SHORT PROBLEM
Below are the records. Gather each line that holds "background".

>> begin TASK DATA

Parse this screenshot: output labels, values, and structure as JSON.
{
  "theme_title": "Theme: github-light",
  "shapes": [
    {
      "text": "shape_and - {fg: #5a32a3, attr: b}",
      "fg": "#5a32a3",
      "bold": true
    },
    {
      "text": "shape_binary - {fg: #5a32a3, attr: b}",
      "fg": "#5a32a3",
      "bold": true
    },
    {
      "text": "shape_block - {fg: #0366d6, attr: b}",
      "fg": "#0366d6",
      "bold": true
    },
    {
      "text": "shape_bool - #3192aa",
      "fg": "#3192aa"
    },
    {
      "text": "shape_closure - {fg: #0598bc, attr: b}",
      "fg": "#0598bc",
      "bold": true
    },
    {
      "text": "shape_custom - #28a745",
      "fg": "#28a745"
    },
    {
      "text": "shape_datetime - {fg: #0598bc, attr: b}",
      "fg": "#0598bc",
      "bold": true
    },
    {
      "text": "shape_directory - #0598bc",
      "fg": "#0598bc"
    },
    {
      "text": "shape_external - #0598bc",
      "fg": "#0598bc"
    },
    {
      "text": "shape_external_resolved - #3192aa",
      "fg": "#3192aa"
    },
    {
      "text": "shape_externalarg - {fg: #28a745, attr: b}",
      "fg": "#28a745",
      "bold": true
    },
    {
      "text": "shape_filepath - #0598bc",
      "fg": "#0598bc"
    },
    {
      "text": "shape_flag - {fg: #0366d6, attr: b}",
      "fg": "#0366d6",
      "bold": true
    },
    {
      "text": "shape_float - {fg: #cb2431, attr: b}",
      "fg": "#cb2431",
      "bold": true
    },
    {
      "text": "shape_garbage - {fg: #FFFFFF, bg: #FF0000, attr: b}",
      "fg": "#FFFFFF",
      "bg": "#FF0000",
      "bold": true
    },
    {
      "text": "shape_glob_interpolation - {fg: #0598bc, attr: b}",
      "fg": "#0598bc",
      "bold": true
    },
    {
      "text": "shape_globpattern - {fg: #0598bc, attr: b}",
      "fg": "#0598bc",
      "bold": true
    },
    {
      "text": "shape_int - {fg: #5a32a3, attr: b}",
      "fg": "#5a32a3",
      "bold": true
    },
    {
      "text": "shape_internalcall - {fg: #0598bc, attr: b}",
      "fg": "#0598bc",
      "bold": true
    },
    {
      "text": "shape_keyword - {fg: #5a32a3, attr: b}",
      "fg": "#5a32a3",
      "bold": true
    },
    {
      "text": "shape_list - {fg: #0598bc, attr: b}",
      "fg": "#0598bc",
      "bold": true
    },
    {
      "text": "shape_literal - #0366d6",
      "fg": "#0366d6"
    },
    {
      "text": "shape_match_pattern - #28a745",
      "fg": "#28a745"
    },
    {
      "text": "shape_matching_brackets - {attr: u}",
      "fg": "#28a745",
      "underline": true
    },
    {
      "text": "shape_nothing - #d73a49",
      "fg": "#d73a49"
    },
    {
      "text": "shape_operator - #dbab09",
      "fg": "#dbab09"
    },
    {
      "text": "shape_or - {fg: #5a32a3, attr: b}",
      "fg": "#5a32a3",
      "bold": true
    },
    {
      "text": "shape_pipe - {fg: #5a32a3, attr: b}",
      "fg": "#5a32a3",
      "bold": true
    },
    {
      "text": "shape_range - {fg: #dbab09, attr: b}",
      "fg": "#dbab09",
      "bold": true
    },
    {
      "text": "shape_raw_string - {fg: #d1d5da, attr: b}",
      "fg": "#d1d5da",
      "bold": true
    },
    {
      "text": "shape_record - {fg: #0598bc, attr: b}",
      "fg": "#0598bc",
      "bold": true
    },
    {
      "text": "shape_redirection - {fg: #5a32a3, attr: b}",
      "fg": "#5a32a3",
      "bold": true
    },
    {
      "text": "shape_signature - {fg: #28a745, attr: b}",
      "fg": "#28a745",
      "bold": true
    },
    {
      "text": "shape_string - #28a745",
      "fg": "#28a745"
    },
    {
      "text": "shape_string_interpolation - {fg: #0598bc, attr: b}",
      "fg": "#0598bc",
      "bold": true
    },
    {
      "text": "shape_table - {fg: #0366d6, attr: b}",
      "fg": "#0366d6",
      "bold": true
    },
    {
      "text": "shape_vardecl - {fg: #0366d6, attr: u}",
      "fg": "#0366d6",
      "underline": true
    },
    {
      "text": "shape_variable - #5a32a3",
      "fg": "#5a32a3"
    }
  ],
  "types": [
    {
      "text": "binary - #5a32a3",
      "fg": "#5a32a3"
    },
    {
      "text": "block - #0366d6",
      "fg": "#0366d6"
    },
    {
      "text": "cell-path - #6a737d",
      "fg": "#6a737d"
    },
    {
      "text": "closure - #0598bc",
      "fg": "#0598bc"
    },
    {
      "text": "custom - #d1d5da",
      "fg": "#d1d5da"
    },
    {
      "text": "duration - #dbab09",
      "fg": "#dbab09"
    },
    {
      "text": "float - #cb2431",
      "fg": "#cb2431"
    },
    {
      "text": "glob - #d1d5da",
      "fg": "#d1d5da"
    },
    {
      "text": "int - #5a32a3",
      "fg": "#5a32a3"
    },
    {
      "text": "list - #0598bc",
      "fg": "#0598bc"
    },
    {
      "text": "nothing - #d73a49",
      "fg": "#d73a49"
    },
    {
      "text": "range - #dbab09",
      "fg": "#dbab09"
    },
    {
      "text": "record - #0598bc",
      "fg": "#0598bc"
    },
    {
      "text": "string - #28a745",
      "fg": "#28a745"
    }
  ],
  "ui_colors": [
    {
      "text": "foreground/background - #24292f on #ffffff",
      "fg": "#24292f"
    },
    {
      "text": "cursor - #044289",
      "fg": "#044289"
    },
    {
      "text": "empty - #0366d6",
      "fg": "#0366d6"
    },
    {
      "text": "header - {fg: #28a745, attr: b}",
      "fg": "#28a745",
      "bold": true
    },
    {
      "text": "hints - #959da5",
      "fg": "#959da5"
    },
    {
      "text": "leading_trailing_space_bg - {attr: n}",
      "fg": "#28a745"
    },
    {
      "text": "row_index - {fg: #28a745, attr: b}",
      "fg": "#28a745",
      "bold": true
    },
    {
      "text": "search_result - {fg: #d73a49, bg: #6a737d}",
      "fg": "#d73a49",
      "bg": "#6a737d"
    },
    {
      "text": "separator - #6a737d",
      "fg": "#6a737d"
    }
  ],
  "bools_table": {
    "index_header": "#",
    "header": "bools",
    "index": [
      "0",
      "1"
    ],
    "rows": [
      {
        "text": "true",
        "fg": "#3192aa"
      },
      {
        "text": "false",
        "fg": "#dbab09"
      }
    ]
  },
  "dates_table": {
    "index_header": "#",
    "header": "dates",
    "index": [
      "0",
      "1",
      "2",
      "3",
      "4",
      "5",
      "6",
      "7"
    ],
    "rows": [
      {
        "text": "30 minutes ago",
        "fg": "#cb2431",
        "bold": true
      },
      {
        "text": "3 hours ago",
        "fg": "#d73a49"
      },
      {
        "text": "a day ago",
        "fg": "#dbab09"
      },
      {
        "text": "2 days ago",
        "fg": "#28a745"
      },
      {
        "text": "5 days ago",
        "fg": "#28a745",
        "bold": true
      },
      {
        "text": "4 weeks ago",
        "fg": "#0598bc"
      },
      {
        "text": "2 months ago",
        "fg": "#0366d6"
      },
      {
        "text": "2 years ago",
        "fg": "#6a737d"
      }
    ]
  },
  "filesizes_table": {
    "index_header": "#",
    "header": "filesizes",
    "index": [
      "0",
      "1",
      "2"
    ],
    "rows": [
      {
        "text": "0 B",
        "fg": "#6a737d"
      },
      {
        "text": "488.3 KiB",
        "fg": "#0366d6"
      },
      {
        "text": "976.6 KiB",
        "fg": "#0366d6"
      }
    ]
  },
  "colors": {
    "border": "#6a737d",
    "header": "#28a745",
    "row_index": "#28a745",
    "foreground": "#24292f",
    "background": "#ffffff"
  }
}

>> end TASK DATA

FINAL ANSWER
      "text": "foreground/background - #24292f on #ffffff",
    "background": "#ffffff"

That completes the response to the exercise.